:: Required task ::
Work out the number of lines containing "color". Answer with nothing but that number.

:: Materials provided ::
-*-*-

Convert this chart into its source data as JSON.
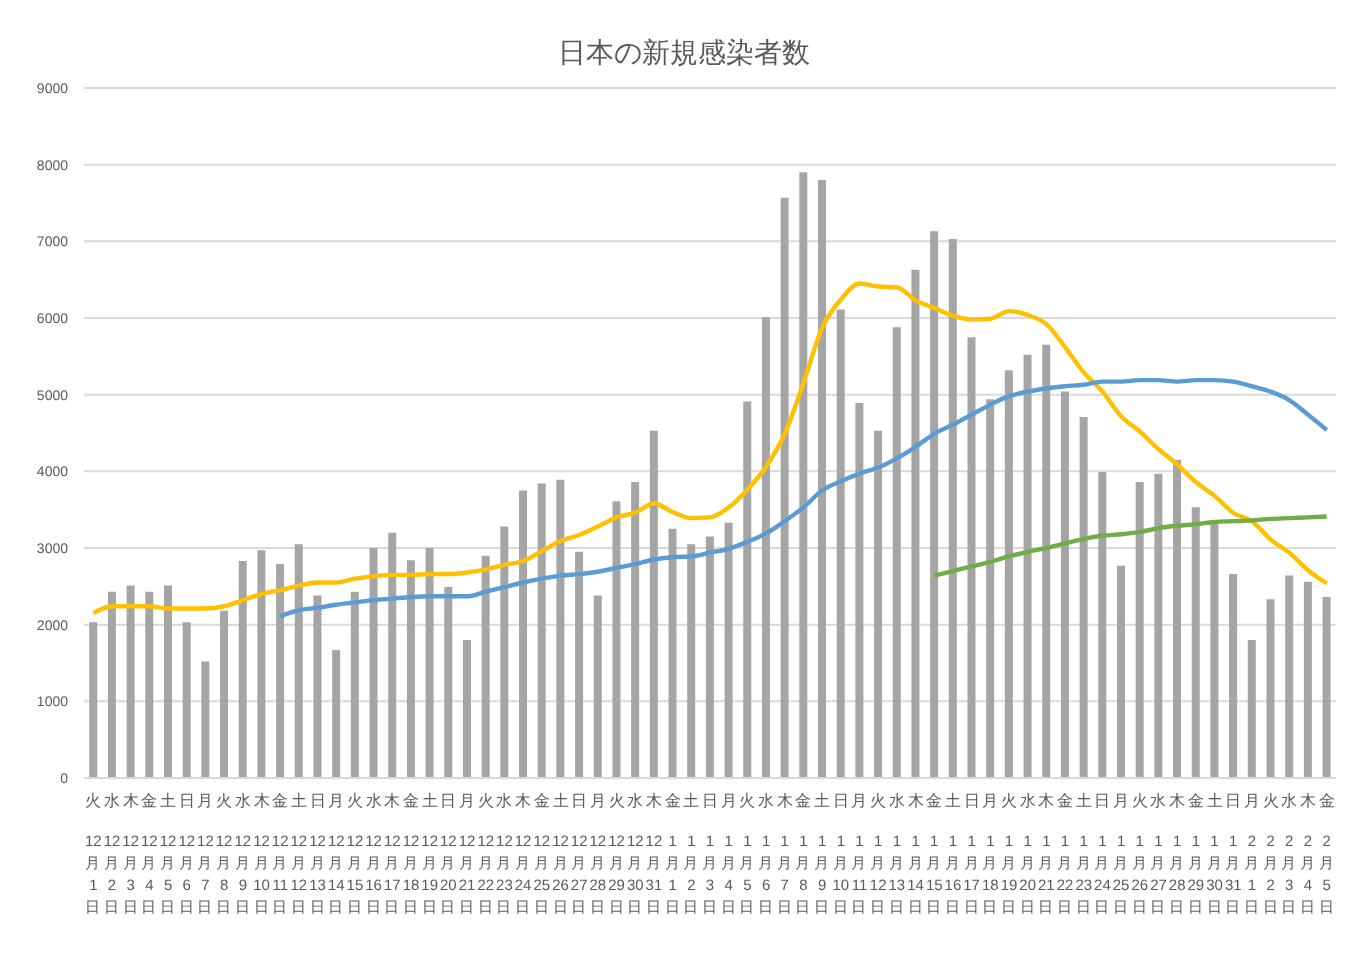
{
  "chart_data": {
    "type": "bar",
    "title": "日本の新規感染者数",
    "categories": [
      "火 12月1日",
      "水 12月2日",
      "木 12月3日",
      "金 12月4日",
      "土 12月5日",
      "日 12月6日",
      "月 12月7日",
      "火 12月8日",
      "水 12月9日",
      "木 12月10日",
      "金 12月11日",
      "土 12月12日",
      "日 12月13日",
      "月 12月14日",
      "火 12月15日",
      "水 12月16日",
      "木 12月17日",
      "金 12月18日",
      "土 12月19日",
      "日 12月20日",
      "月 12月21日",
      "火 12月22日",
      "水 12月23日",
      "木 12月24日",
      "金 12月25日",
      "土 12月26日",
      "日 12月27日",
      "月 12月28日",
      "火 12月29日",
      "水 12月30日",
      "木 12月31日",
      "金 1月1日",
      "土 1月2日",
      "日 1月3日",
      "月 1月4日",
      "火 1月5日",
      "水 1月6日",
      "木 1月7日",
      "金 1月8日",
      "土 1月9日",
      "日 1月10日",
      "月 1月11日",
      "火 1月12日",
      "水 1月13日",
      "木 1月14日",
      "金 1月15日",
      "土 1月16日",
      "日 1月17日",
      "月 1月18日",
      "火 1月19日",
      "水 1月20日",
      "木 1月21日",
      "金 1月22日",
      "土 1月23日",
      "日 1月24日",
      "月 1月25日",
      "火 1月26日",
      "水 1月27日",
      "木 1月28日",
      "金 1月29日",
      "土 1月30日",
      "日 1月31日",
      "月 2月1日",
      "火 2月2日",
      "水 2月3日",
      "木 2月4日",
      "金 2月5日"
    ],
    "series": [
      {
        "color": "#a5a5a5",
        "values": [
          2030,
          2430,
          2510,
          2430,
          2510,
          2030,
          1520,
          2180,
          2830,
          2970,
          2790,
          3050,
          2380,
          1670,
          2430,
          3000,
          3200,
          2840,
          3000,
          2490,
          1800,
          2900,
          3280,
          3750,
          3840,
          3890,
          2950,
          2380,
          3610,
          3860,
          4530,
          3250,
          3050,
          3150,
          3330,
          4910,
          6010,
          7570,
          7900,
          7800,
          6110,
          4890,
          4530,
          5880,
          6630,
          7130,
          7030,
          5750,
          4940,
          5320,
          5520,
          5650,
          5040,
          4710,
          3990,
          2770,
          3860,
          3970,
          4150,
          3530,
          3330,
          2660,
          1800,
          2330,
          2640,
          2560,
          2360
        ]
      },
      {
        "type": "line",
        "color": "#ffc000",
        "values": [
          2150,
          2240,
          2240,
          2240,
          2210,
          2210,
          2210,
          2240,
          2320,
          2400,
          2450,
          2510,
          2550,
          2550,
          2600,
          2630,
          2650,
          2650,
          2660,
          2660,
          2680,
          2720,
          2780,
          2830,
          2960,
          3090,
          3170,
          3280,
          3400,
          3460,
          3580,
          3470,
          3390,
          3400,
          3530,
          3760,
          4060,
          4490,
          5150,
          5870,
          6240,
          6450,
          6410,
          6400,
          6230,
          6130,
          6030,
          5980,
          5990,
          6090,
          6040,
          5920,
          5620,
          5290,
          5040,
          4720,
          4520,
          4290,
          4090,
          3860,
          3680,
          3460,
          3350,
          3110,
          2940,
          2710,
          2540
        ]
      },
      {
        "type": "line",
        "color": "#5b9bd5",
        "values": [
          null,
          null,
          null,
          null,
          null,
          null,
          null,
          null,
          null,
          null,
          2110,
          2190,
          2220,
          2260,
          2290,
          2320,
          2340,
          2360,
          2370,
          2370,
          2370,
          2430,
          2490,
          2550,
          2600,
          2640,
          2660,
          2690,
          2740,
          2790,
          2850,
          2880,
          2890,
          2940,
          2990,
          3080,
          3190,
          3350,
          3530,
          3750,
          3870,
          3970,
          4050,
          4170,
          4320,
          4490,
          4610,
          4740,
          4870,
          4980,
          5040,
          5080,
          5110,
          5130,
          5170,
          5170,
          5190,
          5190,
          5170,
          5190,
          5190,
          5170,
          5110,
          5040,
          4930,
          4740,
          4540
        ]
      },
      {
        "type": "line",
        "color": "#70ad47",
        "values": [
          null,
          null,
          null,
          null,
          null,
          null,
          null,
          null,
          null,
          null,
          null,
          null,
          null,
          null,
          null,
          null,
          null,
          null,
          null,
          null,
          null,
          null,
          null,
          null,
          null,
          null,
          null,
          null,
          null,
          null,
          null,
          null,
          null,
          null,
          null,
          null,
          null,
          null,
          null,
          null,
          null,
          null,
          null,
          null,
          null,
          2640,
          2700,
          2760,
          2820,
          2890,
          2950,
          3000,
          3060,
          3120,
          3160,
          3180,
          3210,
          3260,
          3290,
          3310,
          3340,
          3350,
          3360,
          3380,
          3390,
          3400,
          3410
        ]
      }
    ],
    "ylim": [
      0,
      9000
    ],
    "yticks": [
      0,
      1000,
      2000,
      3000,
      4000,
      5000,
      6000,
      7000,
      8000,
      9000
    ],
    "grid": "y",
    "legend": false,
    "marker": "none"
  }
}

-*-*-

:: The output ::
4